Write out each line exactly as given. Leave the pictures out of your copy.

(Stored entries)
_ _ _ _ _

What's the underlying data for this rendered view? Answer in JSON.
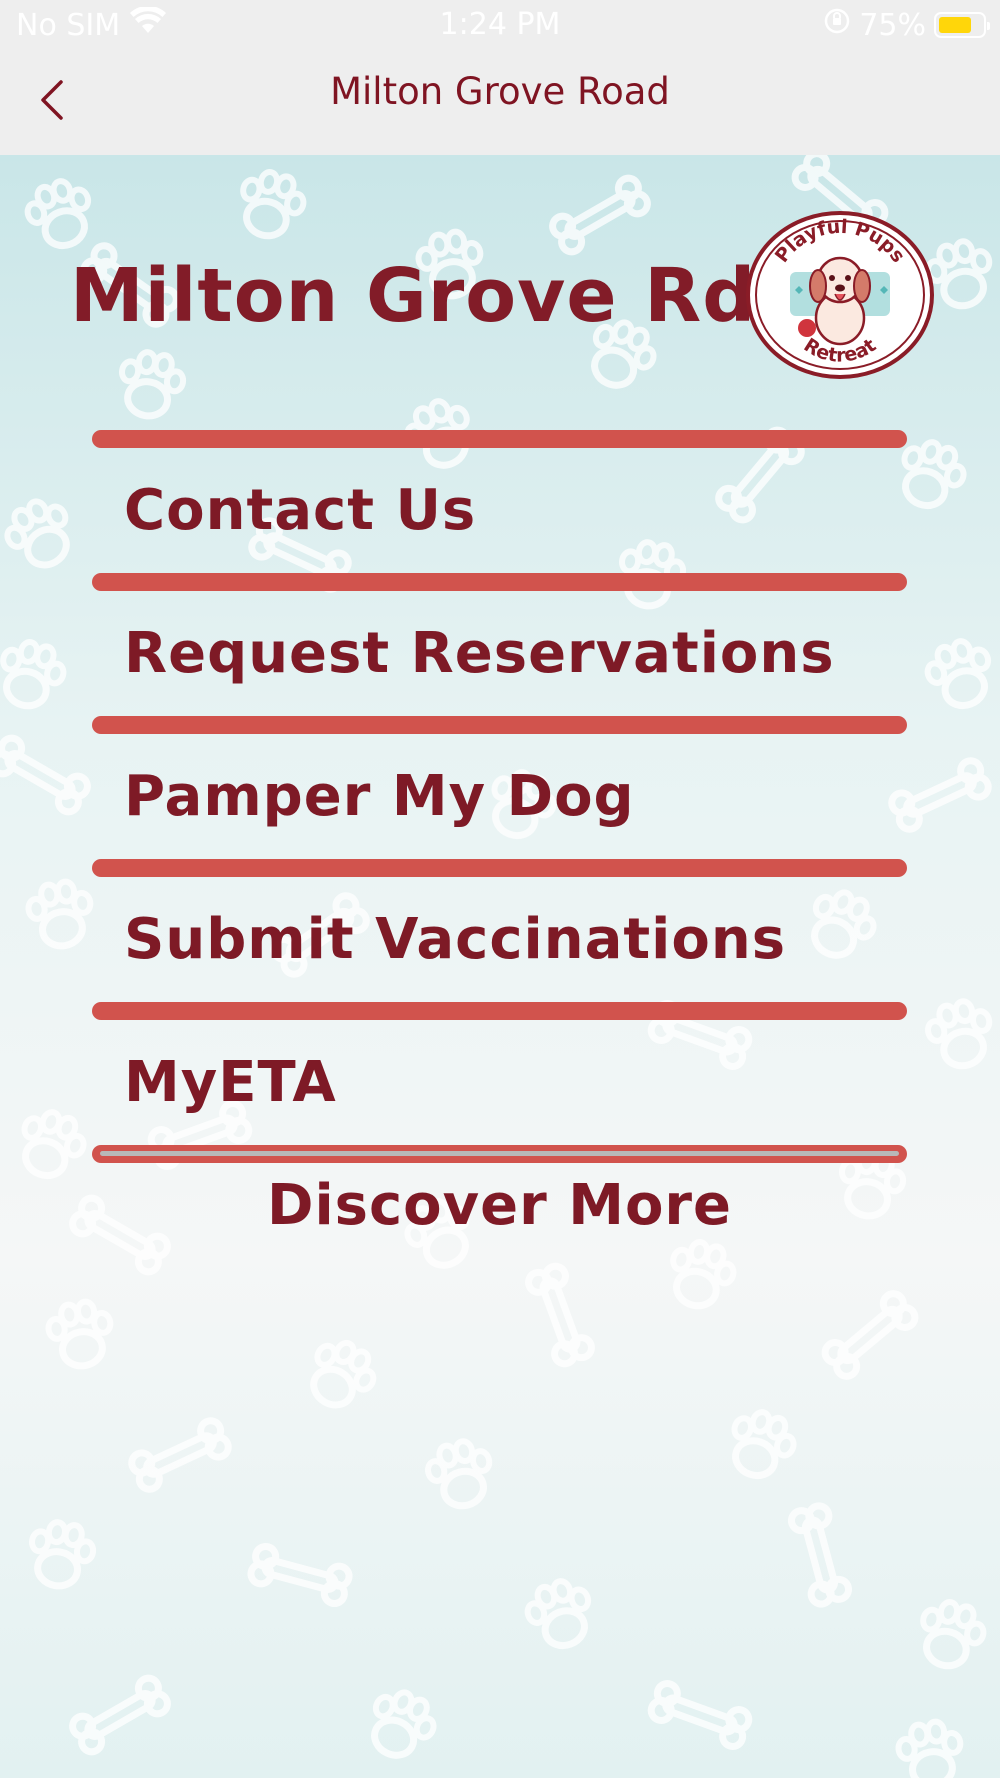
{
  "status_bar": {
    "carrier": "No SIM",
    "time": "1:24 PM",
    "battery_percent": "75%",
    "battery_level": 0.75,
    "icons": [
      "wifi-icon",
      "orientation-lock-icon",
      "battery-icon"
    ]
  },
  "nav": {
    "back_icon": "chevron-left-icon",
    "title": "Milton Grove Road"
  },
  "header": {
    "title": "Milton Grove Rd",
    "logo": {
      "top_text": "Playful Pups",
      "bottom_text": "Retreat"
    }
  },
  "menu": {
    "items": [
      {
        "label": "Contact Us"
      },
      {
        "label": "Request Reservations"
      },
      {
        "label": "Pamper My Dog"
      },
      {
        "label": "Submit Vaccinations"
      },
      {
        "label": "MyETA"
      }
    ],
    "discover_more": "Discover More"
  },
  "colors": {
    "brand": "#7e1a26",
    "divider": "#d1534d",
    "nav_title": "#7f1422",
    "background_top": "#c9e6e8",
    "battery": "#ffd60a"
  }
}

_ _ _ _ _

RESULT OF THIS TASK »
What's the underlying data for this rendered view? Answer in JSON.
{
  "status_bar": {
    "carrier": "No SIM",
    "time": "1:24 PM",
    "battery_percent": "75%",
    "battery_level": 0.75,
    "icons": [
      "wifi-icon",
      "orientation-lock-icon",
      "battery-icon"
    ]
  },
  "nav": {
    "back_icon": "chevron-left-icon",
    "title": "Milton Grove Road"
  },
  "header": {
    "title": "Milton Grove Rd",
    "logo": {
      "top_text": "Playful Pups",
      "bottom_text": "Retreat"
    }
  },
  "menu": {
    "items": [
      {
        "label": "Contact Us"
      },
      {
        "label": "Request Reservations"
      },
      {
        "label": "Pamper My Dog"
      },
      {
        "label": "Submit Vaccinations"
      },
      {
        "label": "MyETA"
      }
    ],
    "discover_more": "Discover More"
  },
  "colors": {
    "brand": "#7e1a26",
    "divider": "#d1534d",
    "nav_title": "#7f1422",
    "background_top": "#c9e6e8",
    "battery": "#ffd60a"
  }
}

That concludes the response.